----- GIVEN DATA -----

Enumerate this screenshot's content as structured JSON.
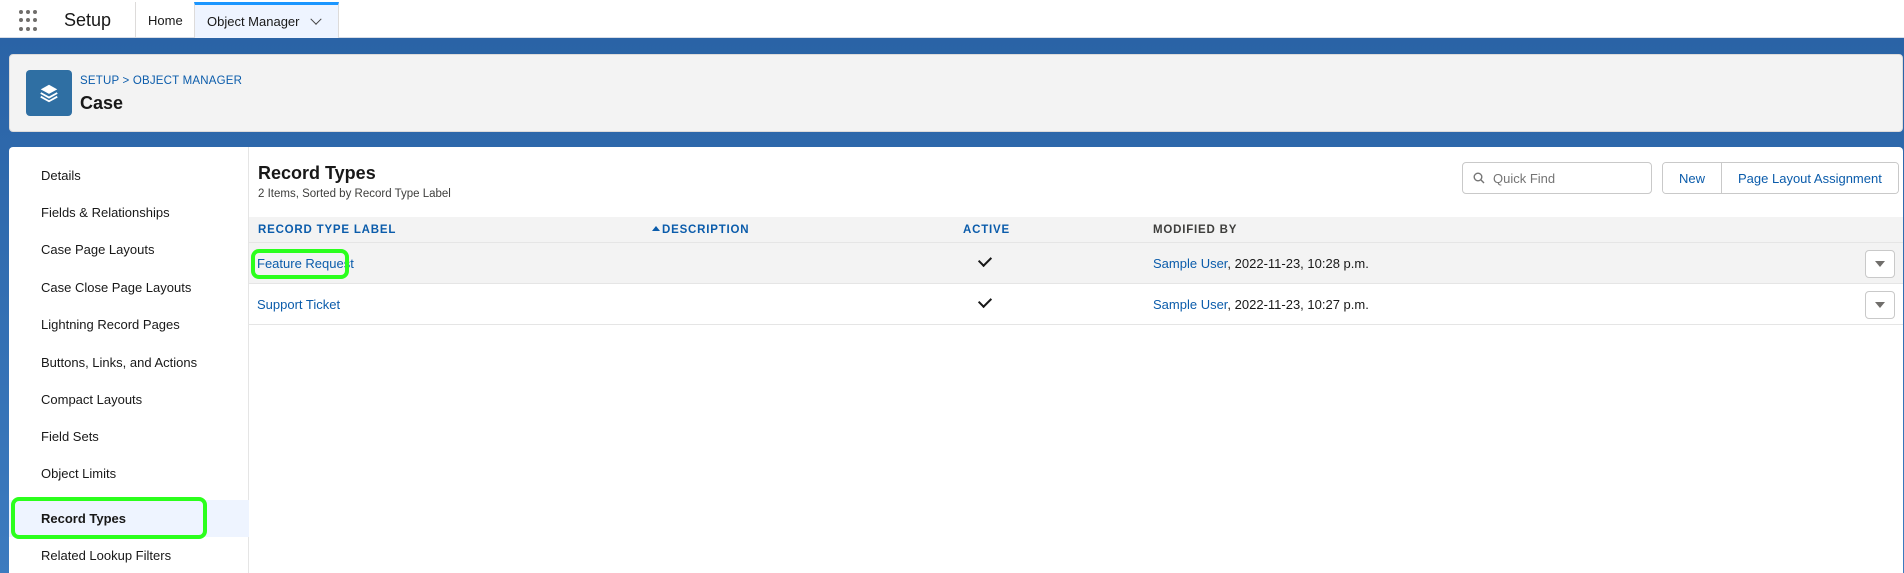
{
  "app": {
    "name": "Setup"
  },
  "nav": {
    "tabs": [
      {
        "label": "Home"
      },
      {
        "label": "Object Manager"
      }
    ]
  },
  "header": {
    "breadcrumb": "SETUP > OBJECT MANAGER",
    "title": "Case"
  },
  "sidebar": {
    "items": [
      {
        "label": "Details"
      },
      {
        "label": "Fields & Relationships"
      },
      {
        "label": "Case Page Layouts"
      },
      {
        "label": "Case Close Page Layouts"
      },
      {
        "label": "Lightning Record Pages"
      },
      {
        "label": "Buttons, Links, and Actions"
      },
      {
        "label": "Compact Layouts"
      },
      {
        "label": "Field Sets"
      },
      {
        "label": "Object Limits"
      },
      {
        "label": "Record Types"
      },
      {
        "label": "Related Lookup Filters"
      }
    ],
    "active": "Record Types"
  },
  "main": {
    "title": "Record Types",
    "subtitle": "2 Items, Sorted by Record Type Label",
    "search_placeholder": "Quick Find",
    "buttons": {
      "new": "New",
      "page_layout_assignment": "Page Layout Assignment"
    },
    "columns": {
      "label": "RECORD TYPE LABEL",
      "description": "DESCRIPTION",
      "active": "ACTIVE",
      "modified_by": "MODIFIED BY"
    },
    "rows": [
      {
        "label": "Feature Request",
        "description": "",
        "active": true,
        "modified_user": "Sample User",
        "modified_date": ", 2022-11-23, 10:28 p.m."
      },
      {
        "label": "Support Ticket",
        "description": "",
        "active": true,
        "modified_user": "Sample User",
        "modified_date": ", 2022-11-23, 10:27 p.m."
      }
    ]
  },
  "icons": [
    "app-launcher-icon",
    "chevron-down-icon",
    "layers-icon",
    "search-icon",
    "sort-ascending-icon",
    "checkmark-icon",
    "row-actions-icon"
  ],
  "colors": {
    "brand_blue": "#2e66a8",
    "link": "#0b5cab",
    "highlight": "#2bff1c"
  }
}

-----

WHAT THE EXERCISE ASKS —
Without the pictures, repeat the listing above exactly.

FINISHED EXERCISE —
Enumerate this screenshot's content as structured JSON.
{
  "app": {
    "name": "Setup"
  },
  "nav": {
    "tabs": [
      {
        "label": "Home"
      },
      {
        "label": "Object Manager"
      }
    ]
  },
  "header": {
    "breadcrumb": "SETUP > OBJECT MANAGER",
    "title": "Case"
  },
  "sidebar": {
    "items": [
      {
        "label": "Details"
      },
      {
        "label": "Fields & Relationships"
      },
      {
        "label": "Case Page Layouts"
      },
      {
        "label": "Case Close Page Layouts"
      },
      {
        "label": "Lightning Record Pages"
      },
      {
        "label": "Buttons, Links, and Actions"
      },
      {
        "label": "Compact Layouts"
      },
      {
        "label": "Field Sets"
      },
      {
        "label": "Object Limits"
      },
      {
        "label": "Record Types"
      },
      {
        "label": "Related Lookup Filters"
      }
    ],
    "active": "Record Types"
  },
  "main": {
    "title": "Record Types",
    "subtitle": "2 Items, Sorted by Record Type Label",
    "search_placeholder": "Quick Find",
    "buttons": {
      "new": "New",
      "page_layout_assignment": "Page Layout Assignment"
    },
    "columns": {
      "label": "RECORD TYPE LABEL",
      "description": "DESCRIPTION",
      "active": "ACTIVE",
      "modified_by": "MODIFIED BY"
    },
    "rows": [
      {
        "label": "Feature Request",
        "description": "",
        "active": true,
        "modified_user": "Sample User",
        "modified_date": ", 2022-11-23, 10:28 p.m."
      },
      {
        "label": "Support Ticket",
        "description": "",
        "active": true,
        "modified_user": "Sample User",
        "modified_date": ", 2022-11-23, 10:27 p.m."
      }
    ]
  },
  "icons": [
    "app-launcher-icon",
    "chevron-down-icon",
    "layers-icon",
    "search-icon",
    "sort-ascending-icon",
    "checkmark-icon",
    "row-actions-icon"
  ],
  "colors": {
    "brand_blue": "#2e66a8",
    "link": "#0b5cab",
    "highlight": "#2bff1c"
  }
}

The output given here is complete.